§ **Goal of the exercise**
Look for the string "Password" in every line, and copy each line that has it.

§ **Material supplied**
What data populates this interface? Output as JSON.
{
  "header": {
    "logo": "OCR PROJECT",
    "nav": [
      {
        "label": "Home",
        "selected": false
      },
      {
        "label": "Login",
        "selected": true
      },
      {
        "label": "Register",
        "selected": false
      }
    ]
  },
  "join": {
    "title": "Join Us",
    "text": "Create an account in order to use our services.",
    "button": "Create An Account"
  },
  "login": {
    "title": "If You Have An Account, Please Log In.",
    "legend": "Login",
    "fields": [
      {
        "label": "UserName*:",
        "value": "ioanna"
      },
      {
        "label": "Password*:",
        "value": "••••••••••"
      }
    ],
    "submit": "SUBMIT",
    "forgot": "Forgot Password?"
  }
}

§ **Response below**
        "label": "Password*:",
    "forgot": "Forgot Password?"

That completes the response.